**STATED PROBLEM:** Below are some records; give them all again exactly, but not the pictures.

•••••

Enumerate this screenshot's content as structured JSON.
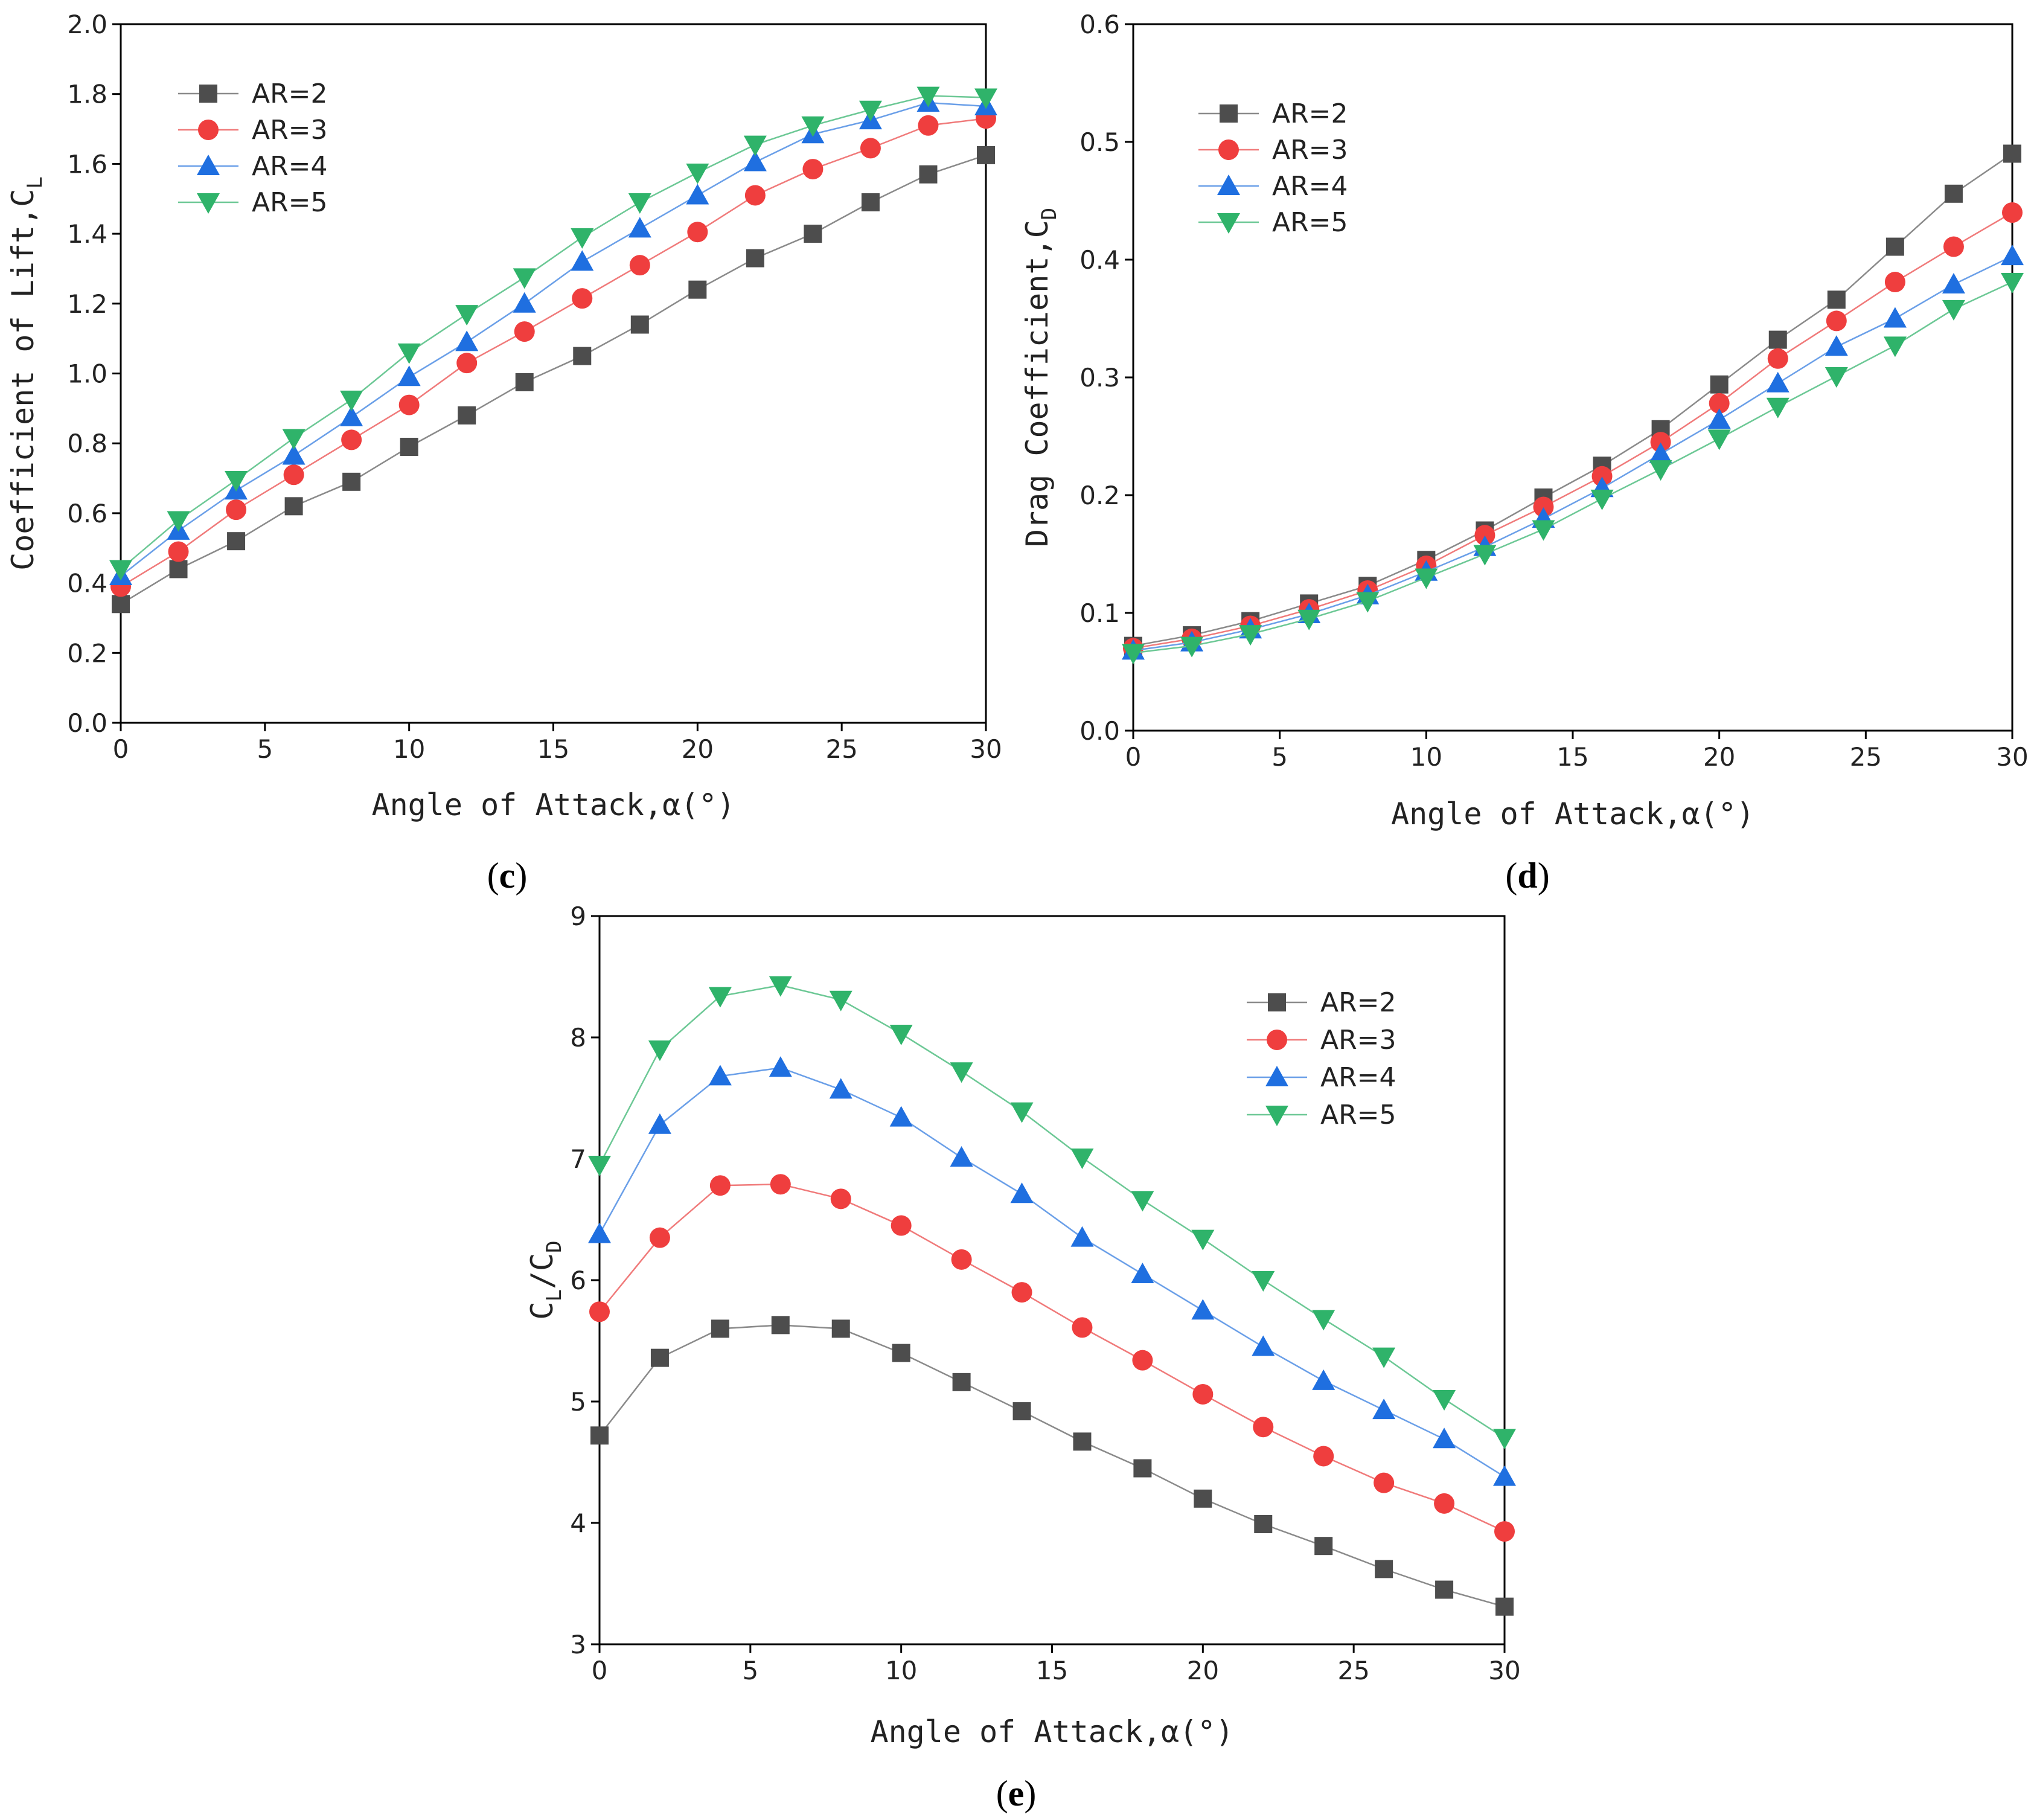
{
  "chart_data": [
    {
      "type": "line",
      "panel": "c",
      "caption": "c",
      "xlabel": "Angle of Attack,α(°)",
      "ylabel": "Coefficient of Lift,C",
      "ylabel_sub": "L",
      "xlim": [
        0,
        30
      ],
      "ylim": [
        0,
        2.0
      ],
      "xticks": [
        0,
        5,
        10,
        15,
        20,
        25,
        30
      ],
      "xtick_labels": [
        "0",
        "5",
        "10",
        "15",
        "20",
        "25",
        "30"
      ],
      "yticks": [
        0,
        0.2,
        0.4,
        0.6,
        0.8,
        1.0,
        1.2,
        1.4,
        1.6,
        1.8,
        2.0
      ],
      "ytick_labels": [
        "0.0",
        "0.2",
        "0.4",
        "0.6",
        "0.8",
        "1.0",
        "1.2",
        "1.4",
        "1.6",
        "1.8",
        "2.0"
      ],
      "legend_position": "top-left",
      "x": [
        0,
        2,
        4,
        6,
        8,
        10,
        12,
        14,
        16,
        18,
        20,
        22,
        24,
        26,
        28,
        30
      ],
      "series": [
        {
          "name": "AR=2",
          "values": [
            0.34,
            0.44,
            0.52,
            0.62,
            0.69,
            0.79,
            0.88,
            0.975,
            1.05,
            1.14,
            1.24,
            1.33,
            1.4,
            1.49,
            1.57,
            1.625
          ]
        },
        {
          "name": "AR=3",
          "values": [
            0.39,
            0.49,
            0.61,
            0.71,
            0.81,
            0.91,
            1.03,
            1.12,
            1.215,
            1.31,
            1.405,
            1.51,
            1.585,
            1.645,
            1.71,
            1.73
          ]
        },
        {
          "name": "AR=4",
          "values": [
            0.42,
            0.55,
            0.665,
            0.765,
            0.875,
            0.99,
            1.09,
            1.2,
            1.32,
            1.415,
            1.51,
            1.605,
            1.685,
            1.725,
            1.775,
            1.765
          ]
        },
        {
          "name": "AR=5",
          "values": [
            0.44,
            0.58,
            0.695,
            0.815,
            0.925,
            1.06,
            1.17,
            1.275,
            1.39,
            1.49,
            1.575,
            1.655,
            1.71,
            1.755,
            1.795,
            1.79
          ]
        }
      ]
    },
    {
      "type": "line",
      "panel": "d",
      "caption": "d",
      "xlabel": "Angle of Attack,α(°)",
      "ylabel": "Drag Coefficient,C",
      "ylabel_sub": "D",
      "xlim": [
        0,
        30
      ],
      "ylim": [
        0,
        0.6
      ],
      "xticks": [
        0,
        5,
        10,
        15,
        20,
        25,
        30
      ],
      "xtick_labels": [
        "0",
        "5",
        "10",
        "15",
        "20",
        "25",
        "30"
      ],
      "yticks": [
        0,
        0.1,
        0.2,
        0.3,
        0.4,
        0.5,
        0.6
      ],
      "ytick_labels": [
        "0.0",
        "0.1",
        "0.2",
        "0.3",
        "0.4",
        "0.5",
        "0.6"
      ],
      "legend_position": "top-left",
      "x": [
        0,
        2,
        4,
        6,
        8,
        10,
        12,
        14,
        16,
        18,
        20,
        22,
        24,
        26,
        28,
        30
      ],
      "series": [
        {
          "name": "AR=2",
          "values": [
            0.072,
            0.081,
            0.093,
            0.108,
            0.123,
            0.145,
            0.17,
            0.198,
            0.225,
            0.256,
            0.294,
            0.332,
            0.366,
            0.411,
            0.456,
            0.49
          ]
        },
        {
          "name": "AR=3",
          "values": [
            0.07,
            0.078,
            0.089,
            0.103,
            0.119,
            0.14,
            0.166,
            0.19,
            0.216,
            0.245,
            0.278,
            0.316,
            0.348,
            0.381,
            0.411,
            0.44
          ]
        },
        {
          "name": "AR=4",
          "values": [
            0.068,
            0.075,
            0.086,
            0.099,
            0.115,
            0.135,
            0.156,
            0.18,
            0.206,
            0.235,
            0.264,
            0.295,
            0.326,
            0.35,
            0.379,
            0.403
          ]
        },
        {
          "name": "AR=5",
          "values": [
            0.066,
            0.072,
            0.082,
            0.095,
            0.11,
            0.13,
            0.15,
            0.171,
            0.197,
            0.222,
            0.248,
            0.275,
            0.301,
            0.327,
            0.358,
            0.381
          ]
        }
      ]
    },
    {
      "type": "line",
      "panel": "e",
      "caption": "e",
      "xlabel": "Angle of Attack,α(°)",
      "ylabel": "C",
      "ylabel_sub": "L",
      "ylabel_mid": "/C",
      "ylabel_sub2": "D",
      "xlim": [
        0,
        30
      ],
      "ylim": [
        3,
        9
      ],
      "xticks": [
        0,
        5,
        10,
        15,
        20,
        25,
        30
      ],
      "xtick_labels": [
        "0",
        "5",
        "10",
        "15",
        "20",
        "25",
        "30"
      ],
      "yticks": [
        3,
        4,
        5,
        6,
        7,
        8,
        9
      ],
      "ytick_labels": [
        "3",
        "4",
        "5",
        "6",
        "7",
        "8",
        "9"
      ],
      "legend_position": "top-right",
      "x": [
        0,
        2,
        4,
        6,
        8,
        10,
        12,
        14,
        16,
        18,
        20,
        22,
        24,
        26,
        28,
        30
      ],
      "series": [
        {
          "name": "AR=2",
          "values": [
            4.72,
            5.36,
            5.6,
            5.63,
            5.6,
            5.4,
            5.16,
            4.92,
            4.67,
            4.45,
            4.2,
            3.99,
            3.81,
            3.62,
            3.45,
            3.31
          ]
        },
        {
          "name": "AR=3",
          "values": [
            5.74,
            6.35,
            6.78,
            6.79,
            6.67,
            6.45,
            6.17,
            5.9,
            5.61,
            5.34,
            5.06,
            4.79,
            4.55,
            4.33,
            4.16,
            3.93
          ]
        },
        {
          "name": "AR=4",
          "values": [
            6.38,
            7.28,
            7.68,
            7.75,
            7.57,
            7.34,
            7.01,
            6.71,
            6.35,
            6.05,
            5.75,
            5.45,
            5.17,
            4.93,
            4.69,
            4.38
          ]
        },
        {
          "name": "AR=5",
          "values": [
            6.95,
            7.9,
            8.34,
            8.43,
            8.31,
            8.03,
            7.72,
            7.39,
            7.01,
            6.66,
            6.34,
            6.0,
            5.68,
            5.37,
            5.02,
            4.7
          ]
        }
      ]
    }
  ],
  "style": {
    "series_colors": [
      "#4d4d4d",
      "#ef3e3e",
      "#1f6fe0",
      "#2fb36a"
    ],
    "line_colors": [
      "#8a8a8a",
      "#f07a7a",
      "#6a9fe8",
      "#6cc895"
    ],
    "series_markers": [
      "square",
      "circle",
      "triangle-up",
      "triangle-down"
    ]
  }
}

•••••

**CORRECT OUTPUT:**
Enumerate this screenshot's content as structured JSON.
{
  "chart_data": [
    {
      "type": "line",
      "panel": "c",
      "caption": "c",
      "xlabel": "Angle of Attack,α(°)",
      "ylabel": "Coefficient of Lift,C",
      "ylabel_sub": "L",
      "xlim": [
        0,
        30
      ],
      "ylim": [
        0,
        2.0
      ],
      "xticks": [
        0,
        5,
        10,
        15,
        20,
        25,
        30
      ],
      "xtick_labels": [
        "0",
        "5",
        "10",
        "15",
        "20",
        "25",
        "30"
      ],
      "yticks": [
        0,
        0.2,
        0.4,
        0.6,
        0.8,
        1.0,
        1.2,
        1.4,
        1.6,
        1.8,
        2.0
      ],
      "ytick_labels": [
        "0.0",
        "0.2",
        "0.4",
        "0.6",
        "0.8",
        "1.0",
        "1.2",
        "1.4",
        "1.6",
        "1.8",
        "2.0"
      ],
      "legend_position": "top-left",
      "x": [
        0,
        2,
        4,
        6,
        8,
        10,
        12,
        14,
        16,
        18,
        20,
        22,
        24,
        26,
        28,
        30
      ],
      "series": [
        {
          "name": "AR=2",
          "values": [
            0.34,
            0.44,
            0.52,
            0.62,
            0.69,
            0.79,
            0.88,
            0.975,
            1.05,
            1.14,
            1.24,
            1.33,
            1.4,
            1.49,
            1.57,
            1.625
          ]
        },
        {
          "name": "AR=3",
          "values": [
            0.39,
            0.49,
            0.61,
            0.71,
            0.81,
            0.91,
            1.03,
            1.12,
            1.215,
            1.31,
            1.405,
            1.51,
            1.585,
            1.645,
            1.71,
            1.73
          ]
        },
        {
          "name": "AR=4",
          "values": [
            0.42,
            0.55,
            0.665,
            0.765,
            0.875,
            0.99,
            1.09,
            1.2,
            1.32,
            1.415,
            1.51,
            1.605,
            1.685,
            1.725,
            1.775,
            1.765
          ]
        },
        {
          "name": "AR=5",
          "values": [
            0.44,
            0.58,
            0.695,
            0.815,
            0.925,
            1.06,
            1.17,
            1.275,
            1.39,
            1.49,
            1.575,
            1.655,
            1.71,
            1.755,
            1.795,
            1.79
          ]
        }
      ]
    },
    {
      "type": "line",
      "panel": "d",
      "caption": "d",
      "xlabel": "Angle of Attack,α(°)",
      "ylabel": "Drag Coefficient,C",
      "ylabel_sub": "D",
      "xlim": [
        0,
        30
      ],
      "ylim": [
        0,
        0.6
      ],
      "xticks": [
        0,
        5,
        10,
        15,
        20,
        25,
        30
      ],
      "xtick_labels": [
        "0",
        "5",
        "10",
        "15",
        "20",
        "25",
        "30"
      ],
      "yticks": [
        0,
        0.1,
        0.2,
        0.3,
        0.4,
        0.5,
        0.6
      ],
      "ytick_labels": [
        "0.0",
        "0.1",
        "0.2",
        "0.3",
        "0.4",
        "0.5",
        "0.6"
      ],
      "legend_position": "top-left",
      "x": [
        0,
        2,
        4,
        6,
        8,
        10,
        12,
        14,
        16,
        18,
        20,
        22,
        24,
        26,
        28,
        30
      ],
      "series": [
        {
          "name": "AR=2",
          "values": [
            0.072,
            0.081,
            0.093,
            0.108,
            0.123,
            0.145,
            0.17,
            0.198,
            0.225,
            0.256,
            0.294,
            0.332,
            0.366,
            0.411,
            0.456,
            0.49
          ]
        },
        {
          "name": "AR=3",
          "values": [
            0.07,
            0.078,
            0.089,
            0.103,
            0.119,
            0.14,
            0.166,
            0.19,
            0.216,
            0.245,
            0.278,
            0.316,
            0.348,
            0.381,
            0.411,
            0.44
          ]
        },
        {
          "name": "AR=4",
          "values": [
            0.068,
            0.075,
            0.086,
            0.099,
            0.115,
            0.135,
            0.156,
            0.18,
            0.206,
            0.235,
            0.264,
            0.295,
            0.326,
            0.35,
            0.379,
            0.403
          ]
        },
        {
          "name": "AR=5",
          "values": [
            0.066,
            0.072,
            0.082,
            0.095,
            0.11,
            0.13,
            0.15,
            0.171,
            0.197,
            0.222,
            0.248,
            0.275,
            0.301,
            0.327,
            0.358,
            0.381
          ]
        }
      ]
    },
    {
      "type": "line",
      "panel": "e",
      "caption": "e",
      "xlabel": "Angle of Attack,α(°)",
      "ylabel": "C",
      "ylabel_sub": "L",
      "ylabel_mid": "/C",
      "ylabel_sub2": "D",
      "xlim": [
        0,
        30
      ],
      "ylim": [
        3,
        9
      ],
      "xticks": [
        0,
        5,
        10,
        15,
        20,
        25,
        30
      ],
      "xtick_labels": [
        "0",
        "5",
        "10",
        "15",
        "20",
        "25",
        "30"
      ],
      "yticks": [
        3,
        4,
        5,
        6,
        7,
        8,
        9
      ],
      "ytick_labels": [
        "3",
        "4",
        "5",
        "6",
        "7",
        "8",
        "9"
      ],
      "legend_position": "top-right",
      "x": [
        0,
        2,
        4,
        6,
        8,
        10,
        12,
        14,
        16,
        18,
        20,
        22,
        24,
        26,
        28,
        30
      ],
      "series": [
        {
          "name": "AR=2",
          "values": [
            4.72,
            5.36,
            5.6,
            5.63,
            5.6,
            5.4,
            5.16,
            4.92,
            4.67,
            4.45,
            4.2,
            3.99,
            3.81,
            3.62,
            3.45,
            3.31
          ]
        },
        {
          "name": "AR=3",
          "values": [
            5.74,
            6.35,
            6.78,
            6.79,
            6.67,
            6.45,
            6.17,
            5.9,
            5.61,
            5.34,
            5.06,
            4.79,
            4.55,
            4.33,
            4.16,
            3.93
          ]
        },
        {
          "name": "AR=4",
          "values": [
            6.38,
            7.28,
            7.68,
            7.75,
            7.57,
            7.34,
            7.01,
            6.71,
            6.35,
            6.05,
            5.75,
            5.45,
            5.17,
            4.93,
            4.69,
            4.38
          ]
        },
        {
          "name": "AR=5",
          "values": [
            6.95,
            7.9,
            8.34,
            8.43,
            8.31,
            8.03,
            7.72,
            7.39,
            7.01,
            6.66,
            6.34,
            6.0,
            5.68,
            5.37,
            5.02,
            4.7
          ]
        }
      ]
    }
  ],
  "style": {
    "series_colors": [
      "#4d4d4d",
      "#ef3e3e",
      "#1f6fe0",
      "#2fb36a"
    ],
    "line_colors": [
      "#8a8a8a",
      "#f07a7a",
      "#6a9fe8",
      "#6cc895"
    ],
    "series_markers": [
      "square",
      "circle",
      "triangle-up",
      "triangle-down"
    ]
  }
}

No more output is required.